Material shown:
Begin

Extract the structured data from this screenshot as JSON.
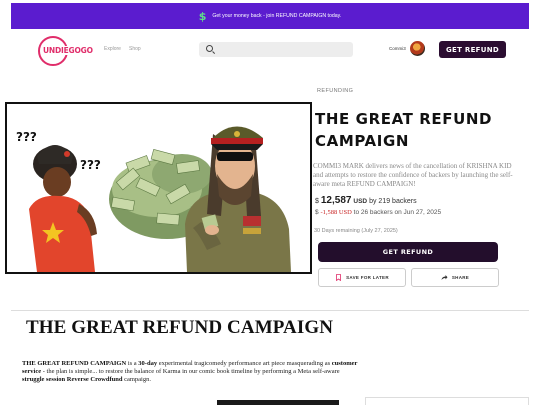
{
  "banner": {
    "icon": "dollar-icon",
    "text": "Get your money back - join REFUND CAMPAIGN today."
  },
  "header": {
    "logo": "UNDIEGOGO",
    "nav": [
      "Explore",
      "Shop"
    ],
    "search_placeholder": "",
    "user_name": "Commi3",
    "get_refund_label": "GET REFUND"
  },
  "hero_image": {
    "caption_left": "???",
    "caption_right": "???"
  },
  "campaign": {
    "category": "REFUNDING",
    "title": "THE GREAT REFUND CAMPAIGN",
    "blurb": "COMMI3 MARK delivers news of the cancellation of KRISHNA KID and attempts to restore the confidence of backers by launching the self-aware meta REFUND CAMPAIGN!",
    "raised_symbol": "$",
    "raised_amount": "12,587",
    "raised_currency": "USD",
    "raised_by": "by 219 backers",
    "compare_symbol": "$",
    "compare_amount": "-1,588 USD",
    "compare_text": "to 26 backers on Jun 27, 2025",
    "days_remaining": "30 Days remaining (July 27, 2025)",
    "refund_button": "GET REFUND",
    "save_button": "SAVE FOR LATER",
    "share_button": "SHARE"
  },
  "story": {
    "heading": "THE GREAT REFUND CAMPAIGN",
    "p_title": "THE GREAT REFUND CAMPAIGN",
    "p_is": " is a ",
    "p_days": "30-day",
    "p_mid": " experimental tragicomedy performance art piece masquerading as ",
    "p_cs": "customer service",
    "p_rest": " - the plan is simple...  to restore the balance of Karma in our comic book timeline by performing a Meta self-aware ",
    "p_ss": "struggle session Reverse Crowdfund",
    "p_end": " campaign."
  },
  "colors": {
    "banner": "#5b1ccf",
    "brand": "#e02d6a",
    "button": "#230e2c",
    "negative": "#c82424"
  }
}
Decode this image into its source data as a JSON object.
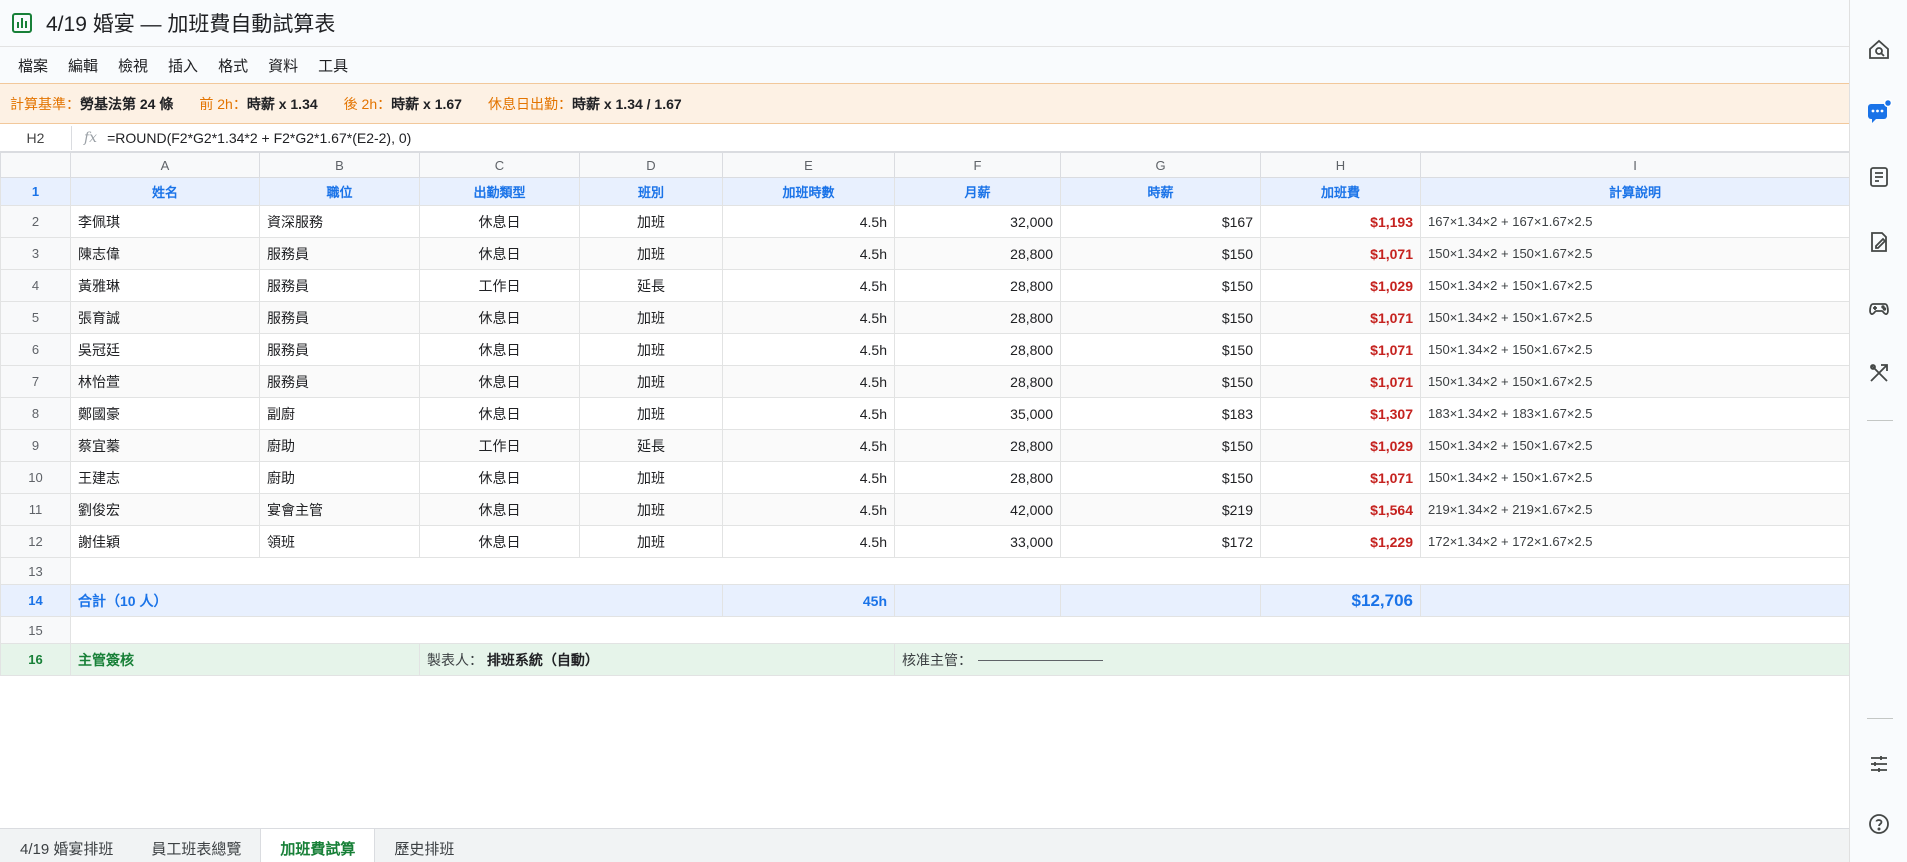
{
  "title": "4/19 婚宴 — 加班費自動試算表",
  "menu": [
    "檔案",
    "編輯",
    "檢視",
    "插入",
    "格式",
    "資料",
    "工具"
  ],
  "banner": [
    {
      "k": "計算基準：",
      "v": "勞基法第 24 條"
    },
    {
      "k": "前 2h：",
      "v": "時薪 x 1.34"
    },
    {
      "k": "後 2h：",
      "v": "時薪 x 1.67"
    },
    {
      "k": "休息日出勤：",
      "v": "時薪 x 1.34 / 1.67"
    }
  ],
  "cell_ref": "H2",
  "fx": "fx",
  "formula": "=ROUND(F2*G2*1.34*2 + F2*G2*1.67*(E2-2), 0)",
  "col_letters": [
    "A",
    "B",
    "C",
    "D",
    "E",
    "F",
    "G",
    "H",
    "I"
  ],
  "headers": [
    "姓名",
    "職位",
    "出勤類型",
    "班別",
    "加班時數",
    "月薪",
    "時薪",
    "加班費",
    "計算說明"
  ],
  "rows": [
    {
      "n": "2",
      "name": "李佩琪",
      "role": "資深服務",
      "type": "休息日",
      "shift": "加班",
      "hours": "4.5h",
      "salary": "32,000",
      "wage": "$167",
      "fee": "$1,193",
      "note": "167×1.34×2 + 167×1.67×2.5"
    },
    {
      "n": "3",
      "name": "陳志偉",
      "role": "服務員",
      "type": "休息日",
      "shift": "加班",
      "hours": "4.5h",
      "salary": "28,800",
      "wage": "$150",
      "fee": "$1,071",
      "note": "150×1.34×2 + 150×1.67×2.5"
    },
    {
      "n": "4",
      "name": "黃雅琳",
      "role": "服務員",
      "type": "工作日",
      "shift": "延長",
      "hours": "4.5h",
      "salary": "28,800",
      "wage": "$150",
      "fee": "$1,029",
      "note": "150×1.34×2 + 150×1.67×2.5"
    },
    {
      "n": "5",
      "name": "張育誠",
      "role": "服務員",
      "type": "休息日",
      "shift": "加班",
      "hours": "4.5h",
      "salary": "28,800",
      "wage": "$150",
      "fee": "$1,071",
      "note": "150×1.34×2 + 150×1.67×2.5"
    },
    {
      "n": "6",
      "name": "吳冠廷",
      "role": "服務員",
      "type": "休息日",
      "shift": "加班",
      "hours": "4.5h",
      "salary": "28,800",
      "wage": "$150",
      "fee": "$1,071",
      "note": "150×1.34×2 + 150×1.67×2.5"
    },
    {
      "n": "7",
      "name": "林怡萱",
      "role": "服務員",
      "type": "休息日",
      "shift": "加班",
      "hours": "4.5h",
      "salary": "28,800",
      "wage": "$150",
      "fee": "$1,071",
      "note": "150×1.34×2 + 150×1.67×2.5"
    },
    {
      "n": "8",
      "name": "鄭國豪",
      "role": "副廚",
      "type": "休息日",
      "shift": "加班",
      "hours": "4.5h",
      "salary": "35,000",
      "wage": "$183",
      "fee": "$1,307",
      "note": "183×1.34×2 + 183×1.67×2.5"
    },
    {
      "n": "9",
      "name": "蔡宜蓁",
      "role": "廚助",
      "type": "工作日",
      "shift": "延長",
      "hours": "4.5h",
      "salary": "28,800",
      "wage": "$150",
      "fee": "$1,029",
      "note": "150×1.34×2 + 150×1.67×2.5"
    },
    {
      "n": "10",
      "name": "王建志",
      "role": "廚助",
      "type": "休息日",
      "shift": "加班",
      "hours": "4.5h",
      "salary": "28,800",
      "wage": "$150",
      "fee": "$1,071",
      "note": "150×1.34×2 + 150×1.67×2.5"
    },
    {
      "n": "11",
      "name": "劉俊宏",
      "role": "宴會主管",
      "type": "休息日",
      "shift": "加班",
      "hours": "4.5h",
      "salary": "42,000",
      "wage": "$219",
      "fee": "$1,564",
      "note": "219×1.34×2 + 219×1.67×2.5"
    },
    {
      "n": "12",
      "name": "謝佳穎",
      "role": "領班",
      "type": "休息日",
      "shift": "加班",
      "hours": "4.5h",
      "salary": "33,000",
      "wage": "$172",
      "fee": "$1,229",
      "note": "172×1.34×2 + 172×1.67×2.5"
    }
  ],
  "row13": "13",
  "total": {
    "n": "14",
    "label": "合計（10 人）",
    "hours": "45h",
    "fee": "$12,706"
  },
  "row15": "15",
  "sign": {
    "n": "16",
    "label": "主管簽核",
    "maker_k": "製表人：",
    "maker_v": "排班系統（自動）",
    "approver": "核准主管："
  },
  "tabs": [
    "4/19 婚宴排班",
    "員工班表總覽",
    "加班費試算",
    "歷史排班"
  ],
  "active_tab": 2,
  "colors": {
    "accent_blue": "#1a73e8",
    "fee_red": "#c5221f",
    "sheets_green": "#188038",
    "banner_orange": "#e37400"
  },
  "sidebar_icons": [
    "search-history-icon",
    "chat-notify-icon",
    "notes-icon",
    "edit-task-icon",
    "gamepad-icon",
    "tools-icon",
    "sliders-icon",
    "help-icon"
  ]
}
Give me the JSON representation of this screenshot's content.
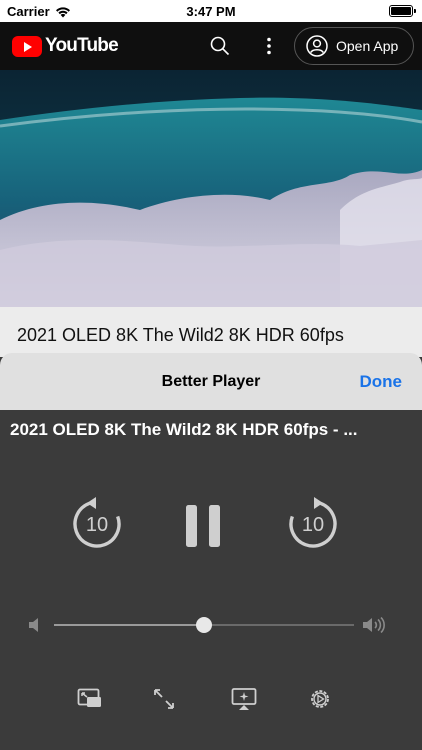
{
  "status_bar": {
    "carrier": "Carrier",
    "time": "3:47 PM"
  },
  "header": {
    "logo_text": "YouTube",
    "open_app_label": "Open App",
    "icons": [
      "search-icon",
      "more-vert-icon",
      "account-circle-icon"
    ]
  },
  "video": {
    "title": "2021 OLED 8K The Wild2 8K HDR 60fps"
  },
  "sheet": {
    "title": "Better Player",
    "done_label": "Done"
  },
  "player": {
    "title": "2021 OLED 8K The Wild2 8K HDR 60fps - ...",
    "rewind_seconds": "10",
    "forward_seconds": "10",
    "volume_level": 0.5,
    "icons": [
      "rewind-10-icon",
      "pause-icon",
      "forward-10-icon",
      "volume-low-icon",
      "volume-high-icon",
      "picture-in-picture-icon",
      "fullscreen-icon",
      "airplay-icon",
      "settings-icon"
    ]
  },
  "colors": {
    "youtube_red": "#ff0000",
    "done_blue": "#1a73e8",
    "player_bg": "#3b3b3b",
    "control_gray": "#cfcfcf"
  }
}
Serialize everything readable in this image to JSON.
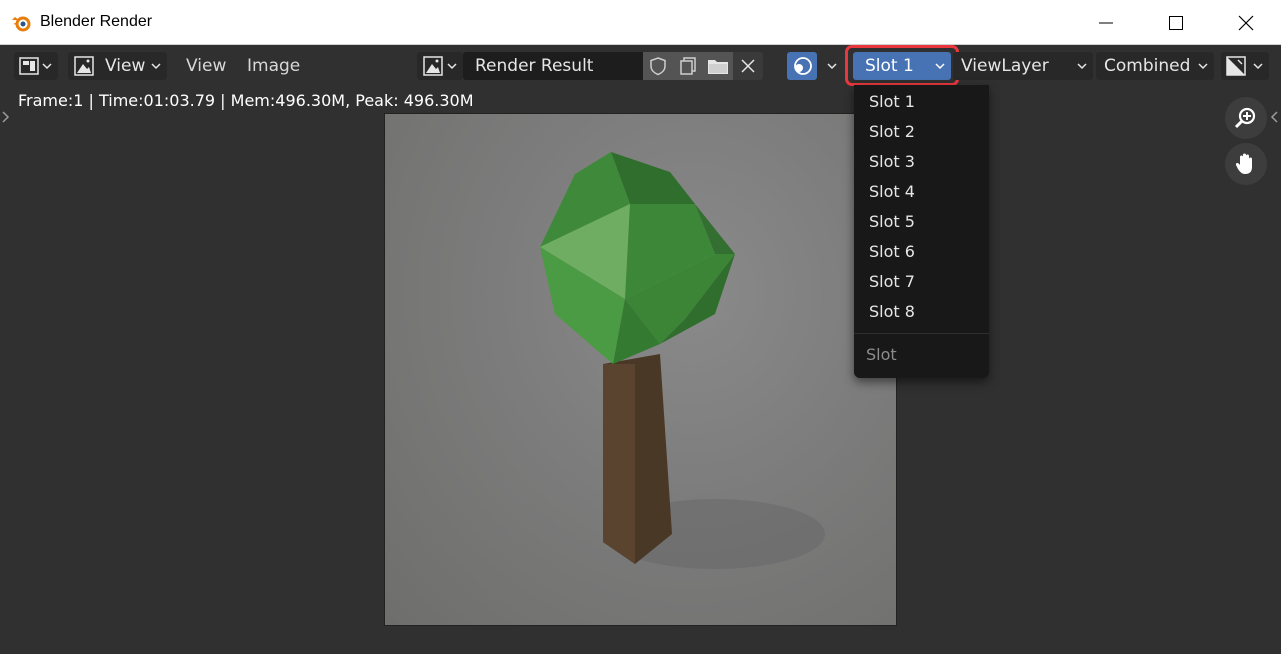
{
  "window": {
    "title": "Blender Render",
    "icon": "blender-logo-icon"
  },
  "header": {
    "editor_type_icon": "image-editor-icon",
    "view_mode_label": "View",
    "menus": [
      "View",
      "Image"
    ],
    "image_browse_icon": "image-browse-icon",
    "image_name": "Render Result",
    "image_actions": [
      "fake-user-shield-icon",
      "duplicate-icon",
      "open-folder-icon",
      "close-icon"
    ],
    "display_channel_icon": "display-channels-icon",
    "slot_selected": "Slot 1",
    "view_layer": "ViewLayer",
    "pass": "Combined",
    "display_mode_icon": "display-mode-icon"
  },
  "status": "Frame:1 | Time:01:03.79 | Mem:496.30M, Peak: 496.30M",
  "slot_menu": {
    "items": [
      "Slot 1",
      "Slot 2",
      "Slot 3",
      "Slot 4",
      "Slot 5",
      "Slot 6",
      "Slot 7",
      "Slot 8"
    ],
    "title": "Slot"
  },
  "navigation": [
    "zoom-icon",
    "pan-hand-icon"
  ],
  "colors": {
    "accent": "#4772b3",
    "highlight": "#e8373d",
    "background": "#303030",
    "menu_bg": "#181818"
  }
}
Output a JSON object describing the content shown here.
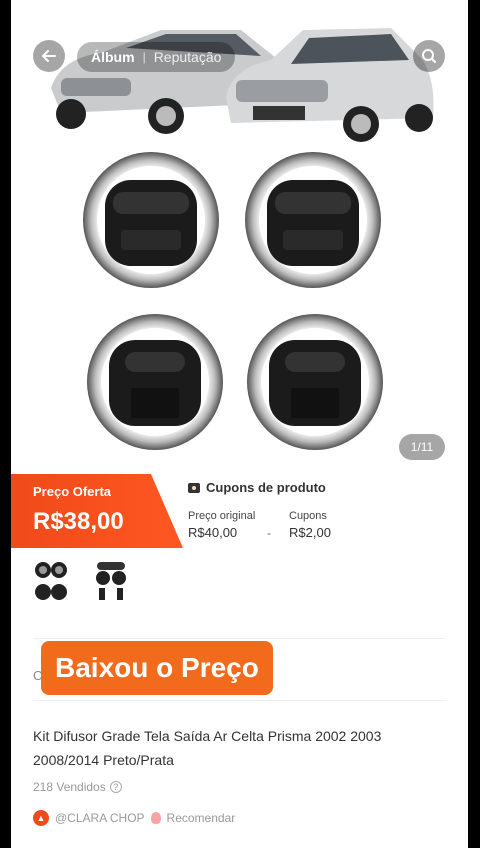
{
  "header": {
    "tabs": [
      {
        "label": "Álbum",
        "active": true
      },
      {
        "label": "Reputação",
        "active": false
      }
    ],
    "icons": {
      "back": "arrow-left-icon",
      "search": "search-icon"
    }
  },
  "gallery": {
    "counter": "1/11"
  },
  "price": {
    "offer_label": "Preço Oferta",
    "offer_value": "R$38,00",
    "coupon_title": "Cupons de produto",
    "original_label": "Preço original",
    "original_value": "R$40,00",
    "separator": "-",
    "coupons_label": "Cupons",
    "coupons_value": "R$2,00"
  },
  "promo": {
    "stub": "C",
    "badge": "Baixou o Preço"
  },
  "product": {
    "title": "Kit Difusor Grade Tela Saída Ar Celta Prisma 2002 2003 2008/2014 Preto/Prata",
    "sold": "218 Vendidos",
    "shop": "@CLARA CHOP",
    "recommend": "Recomendar"
  },
  "colors": {
    "accent": "#f04a1a",
    "badge": "#f26a1b",
    "coupon_bg": "#fde8df"
  }
}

End

Your objective: Read the entries and pick out all lines that include the word "Render".

Full solution:
    "title": "Blender Render",
    "image_name": "Render Result",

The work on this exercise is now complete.